[WORK INSTRUCTIONS]:
Write out each line word for word. Drop pictures.

[Chart and figure data]

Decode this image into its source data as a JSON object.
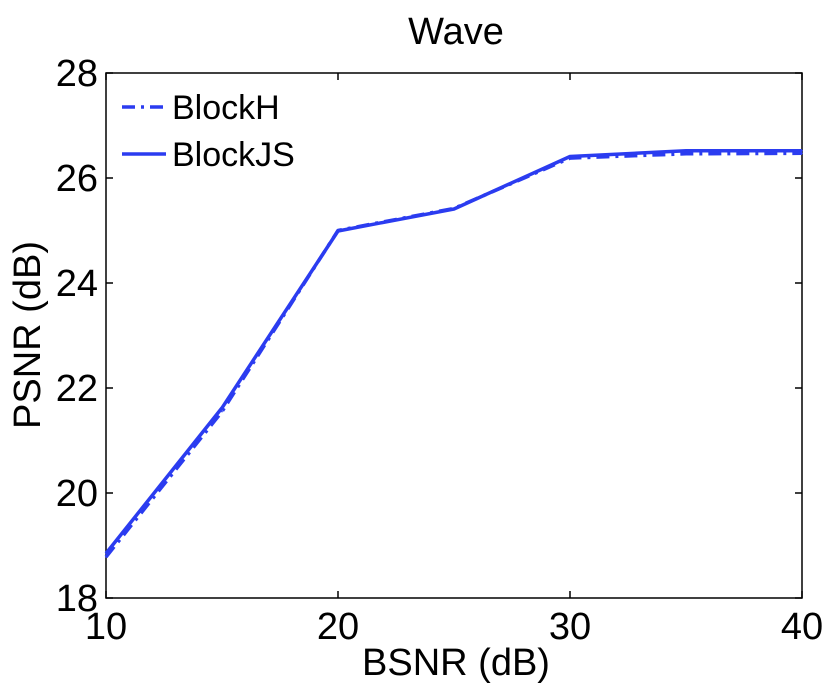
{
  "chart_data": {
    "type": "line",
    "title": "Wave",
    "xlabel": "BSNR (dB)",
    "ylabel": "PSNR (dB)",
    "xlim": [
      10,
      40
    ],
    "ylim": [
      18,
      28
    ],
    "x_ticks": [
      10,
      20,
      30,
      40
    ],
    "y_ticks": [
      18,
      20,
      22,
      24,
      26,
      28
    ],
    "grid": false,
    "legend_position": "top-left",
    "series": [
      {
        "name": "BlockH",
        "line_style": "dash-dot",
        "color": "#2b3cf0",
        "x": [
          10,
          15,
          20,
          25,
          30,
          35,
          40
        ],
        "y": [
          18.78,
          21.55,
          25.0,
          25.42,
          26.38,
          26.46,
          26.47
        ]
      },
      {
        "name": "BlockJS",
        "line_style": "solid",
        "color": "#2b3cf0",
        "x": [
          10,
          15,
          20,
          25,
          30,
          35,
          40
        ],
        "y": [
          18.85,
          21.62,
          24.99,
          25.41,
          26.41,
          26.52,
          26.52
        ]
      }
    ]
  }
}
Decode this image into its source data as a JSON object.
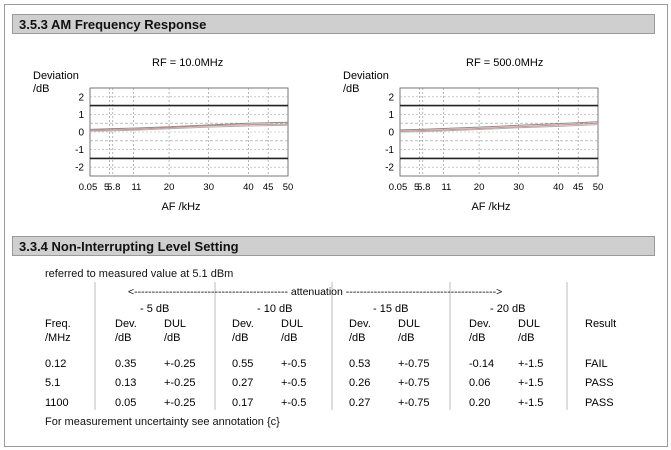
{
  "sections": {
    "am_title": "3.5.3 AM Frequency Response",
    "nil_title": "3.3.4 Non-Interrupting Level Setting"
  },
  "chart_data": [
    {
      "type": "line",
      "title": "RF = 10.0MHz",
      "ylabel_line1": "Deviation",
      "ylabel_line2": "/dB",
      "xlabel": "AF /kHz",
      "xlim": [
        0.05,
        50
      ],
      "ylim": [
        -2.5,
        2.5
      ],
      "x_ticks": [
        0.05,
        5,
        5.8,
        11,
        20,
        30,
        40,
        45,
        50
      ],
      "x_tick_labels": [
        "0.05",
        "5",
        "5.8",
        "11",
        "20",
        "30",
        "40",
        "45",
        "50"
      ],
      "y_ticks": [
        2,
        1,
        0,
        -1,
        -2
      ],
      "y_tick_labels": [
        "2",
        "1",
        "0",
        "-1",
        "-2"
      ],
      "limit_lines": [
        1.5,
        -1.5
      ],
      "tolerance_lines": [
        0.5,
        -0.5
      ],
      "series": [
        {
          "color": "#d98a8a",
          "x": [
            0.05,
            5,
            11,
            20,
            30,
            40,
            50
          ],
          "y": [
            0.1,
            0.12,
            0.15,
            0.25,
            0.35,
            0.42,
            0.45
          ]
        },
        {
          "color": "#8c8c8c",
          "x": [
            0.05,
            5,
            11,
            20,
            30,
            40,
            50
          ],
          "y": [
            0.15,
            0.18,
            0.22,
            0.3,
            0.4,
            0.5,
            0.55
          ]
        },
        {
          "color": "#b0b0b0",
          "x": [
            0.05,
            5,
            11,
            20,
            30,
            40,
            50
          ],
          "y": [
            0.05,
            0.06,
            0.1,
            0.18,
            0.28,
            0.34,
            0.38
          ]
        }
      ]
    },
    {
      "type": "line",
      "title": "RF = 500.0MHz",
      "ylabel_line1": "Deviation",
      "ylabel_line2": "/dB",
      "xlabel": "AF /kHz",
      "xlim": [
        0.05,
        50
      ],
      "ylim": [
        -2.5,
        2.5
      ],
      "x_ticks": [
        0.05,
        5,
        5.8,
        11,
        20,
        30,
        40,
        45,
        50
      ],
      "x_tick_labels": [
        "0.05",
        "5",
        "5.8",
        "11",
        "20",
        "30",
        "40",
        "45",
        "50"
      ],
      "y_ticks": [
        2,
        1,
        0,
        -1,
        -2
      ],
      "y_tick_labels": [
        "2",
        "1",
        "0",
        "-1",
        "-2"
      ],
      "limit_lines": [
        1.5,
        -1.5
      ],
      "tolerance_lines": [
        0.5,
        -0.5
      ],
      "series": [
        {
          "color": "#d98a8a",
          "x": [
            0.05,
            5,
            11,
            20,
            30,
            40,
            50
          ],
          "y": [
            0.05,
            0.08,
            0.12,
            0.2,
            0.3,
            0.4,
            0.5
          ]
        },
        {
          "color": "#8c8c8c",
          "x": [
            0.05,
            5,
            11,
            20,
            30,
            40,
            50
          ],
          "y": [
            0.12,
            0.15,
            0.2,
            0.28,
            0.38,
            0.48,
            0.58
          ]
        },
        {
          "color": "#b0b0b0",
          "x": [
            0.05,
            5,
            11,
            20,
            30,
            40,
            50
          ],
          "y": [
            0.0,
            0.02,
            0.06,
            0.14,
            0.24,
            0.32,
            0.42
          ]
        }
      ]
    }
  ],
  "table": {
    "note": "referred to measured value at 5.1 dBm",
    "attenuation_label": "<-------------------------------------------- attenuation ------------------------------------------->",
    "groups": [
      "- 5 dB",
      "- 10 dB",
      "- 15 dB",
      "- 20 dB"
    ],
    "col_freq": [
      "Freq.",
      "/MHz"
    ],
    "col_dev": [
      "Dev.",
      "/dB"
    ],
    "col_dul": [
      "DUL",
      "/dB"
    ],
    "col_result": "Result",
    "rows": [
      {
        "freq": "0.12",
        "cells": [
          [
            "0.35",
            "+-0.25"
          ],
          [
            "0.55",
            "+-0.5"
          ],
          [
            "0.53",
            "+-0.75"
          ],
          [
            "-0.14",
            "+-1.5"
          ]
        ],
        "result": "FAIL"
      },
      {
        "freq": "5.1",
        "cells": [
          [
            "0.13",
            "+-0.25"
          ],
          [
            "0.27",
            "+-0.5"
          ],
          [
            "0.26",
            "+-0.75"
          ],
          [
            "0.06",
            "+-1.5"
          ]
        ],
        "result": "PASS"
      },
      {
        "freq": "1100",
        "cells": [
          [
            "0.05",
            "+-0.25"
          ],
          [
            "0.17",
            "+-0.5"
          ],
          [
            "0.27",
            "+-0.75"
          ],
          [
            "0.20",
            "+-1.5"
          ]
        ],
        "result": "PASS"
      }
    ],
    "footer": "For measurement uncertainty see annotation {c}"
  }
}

[REPLY TO THE EXERCISE]:
Decode this image into its source data as a JSON object.
{
  "chart_data": {
    "type": "line",
    "title": "Wave",
    "xlabel": "BSNR (dB)",
    "ylabel": "PSNR (dB)",
    "xlim": [
      10,
      40
    ],
    "ylim": [
      18,
      28
    ],
    "x_ticks": [
      10,
      20,
      30,
      40
    ],
    "y_ticks": [
      18,
      20,
      22,
      24,
      26,
      28
    ],
    "grid": false,
    "legend_position": "top-left",
    "series": [
      {
        "name": "BlockH",
        "line_style": "dash-dot",
        "color": "#2b3cf0",
        "x": [
          10,
          15,
          20,
          25,
          30,
          35,
          40
        ],
        "y": [
          18.78,
          21.55,
          25.0,
          25.42,
          26.38,
          26.46,
          26.47
        ]
      },
      {
        "name": "BlockJS",
        "line_style": "solid",
        "color": "#2b3cf0",
        "x": [
          10,
          15,
          20,
          25,
          30,
          35,
          40
        ],
        "y": [
          18.85,
          21.62,
          24.99,
          25.41,
          26.41,
          26.52,
          26.52
        ]
      }
    ]
  }
}
Decode this image into its source data as a JSON object.
{
  "sections": {
    "am_title": "3.5.3 AM Frequency Response",
    "nil_title": "3.3.4 Non-Interrupting Level Setting"
  },
  "chart_data": [
    {
      "type": "line",
      "title": "RF = 10.0MHz",
      "ylabel_line1": "Deviation",
      "ylabel_line2": "/dB",
      "xlabel": "AF /kHz",
      "xlim": [
        0.05,
        50
      ],
      "ylim": [
        -2.5,
        2.5
      ],
      "x_ticks": [
        0.05,
        5,
        5.8,
        11,
        20,
        30,
        40,
        45,
        50
      ],
      "x_tick_labels": [
        "0.05",
        "5",
        "5.8",
        "11",
        "20",
        "30",
        "40",
        "45",
        "50"
      ],
      "y_ticks": [
        2,
        1,
        0,
        -1,
        -2
      ],
      "y_tick_labels": [
        "2",
        "1",
        "0",
        "-1",
        "-2"
      ],
      "limit_lines": [
        1.5,
        -1.5
      ],
      "tolerance_lines": [
        0.5,
        -0.5
      ],
      "series": [
        {
          "color": "#d98a8a",
          "x": [
            0.05,
            5,
            11,
            20,
            30,
            40,
            50
          ],
          "y": [
            0.1,
            0.12,
            0.15,
            0.25,
            0.35,
            0.42,
            0.45
          ]
        },
        {
          "color": "#8c8c8c",
          "x": [
            0.05,
            5,
            11,
            20,
            30,
            40,
            50
          ],
          "y": [
            0.15,
            0.18,
            0.22,
            0.3,
            0.4,
            0.5,
            0.55
          ]
        },
        {
          "color": "#b0b0b0",
          "x": [
            0.05,
            5,
            11,
            20,
            30,
            40,
            50
          ],
          "y": [
            0.05,
            0.06,
            0.1,
            0.18,
            0.28,
            0.34,
            0.38
          ]
        }
      ]
    },
    {
      "type": "line",
      "title": "RF = 500.0MHz",
      "ylabel_line1": "Deviation",
      "ylabel_line2": "/dB",
      "xlabel": "AF /kHz",
      "xlim": [
        0.05,
        50
      ],
      "ylim": [
        -2.5,
        2.5
      ],
      "x_ticks": [
        0.05,
        5,
        5.8,
        11,
        20,
        30,
        40,
        45,
        50
      ],
      "x_tick_labels": [
        "0.05",
        "5",
        "5.8",
        "11",
        "20",
        "30",
        "40",
        "45",
        "50"
      ],
      "y_ticks": [
        2,
        1,
        0,
        -1,
        -2
      ],
      "y_tick_labels": [
        "2",
        "1",
        "0",
        "-1",
        "-2"
      ],
      "limit_lines": [
        1.5,
        -1.5
      ],
      "tolerance_lines": [
        0.5,
        -0.5
      ],
      "series": [
        {
          "color": "#d98a8a",
          "x": [
            0.05,
            5,
            11,
            20,
            30,
            40,
            50
          ],
          "y": [
            0.05,
            0.08,
            0.12,
            0.2,
            0.3,
            0.4,
            0.5
          ]
        },
        {
          "color": "#8c8c8c",
          "x": [
            0.05,
            5,
            11,
            20,
            30,
            40,
            50
          ],
          "y": [
            0.12,
            0.15,
            0.2,
            0.28,
            0.38,
            0.48,
            0.58
          ]
        },
        {
          "color": "#b0b0b0",
          "x": [
            0.05,
            5,
            11,
            20,
            30,
            40,
            50
          ],
          "y": [
            0.0,
            0.02,
            0.06,
            0.14,
            0.24,
            0.32,
            0.42
          ]
        }
      ]
    }
  ],
  "table": {
    "note": "referred to measured value at 5.1 dBm",
    "attenuation_label": "<-------------------------------------------- attenuation ------------------------------------------->",
    "groups": [
      "- 5 dB",
      "- 10 dB",
      "- 15 dB",
      "- 20 dB"
    ],
    "col_freq": [
      "Freq.",
      "/MHz"
    ],
    "col_dev": [
      "Dev.",
      "/dB"
    ],
    "col_dul": [
      "DUL",
      "/dB"
    ],
    "col_result": "Result",
    "rows": [
      {
        "freq": "0.12",
        "cells": [
          [
            "0.35",
            "+-0.25"
          ],
          [
            "0.55",
            "+-0.5"
          ],
          [
            "0.53",
            "+-0.75"
          ],
          [
            "-0.14",
            "+-1.5"
          ]
        ],
        "result": "FAIL"
      },
      {
        "freq": "5.1",
        "cells": [
          [
            "0.13",
            "+-0.25"
          ],
          [
            "0.27",
            "+-0.5"
          ],
          [
            "0.26",
            "+-0.75"
          ],
          [
            "0.06",
            "+-1.5"
          ]
        ],
        "result": "PASS"
      },
      {
        "freq": "1100",
        "cells": [
          [
            "0.05",
            "+-0.25"
          ],
          [
            "0.17",
            "+-0.5"
          ],
          [
            "0.27",
            "+-0.75"
          ],
          [
            "0.20",
            "+-1.5"
          ]
        ],
        "result": "PASS"
      }
    ],
    "footer": "For measurement uncertainty see annotation {c}"
  }
}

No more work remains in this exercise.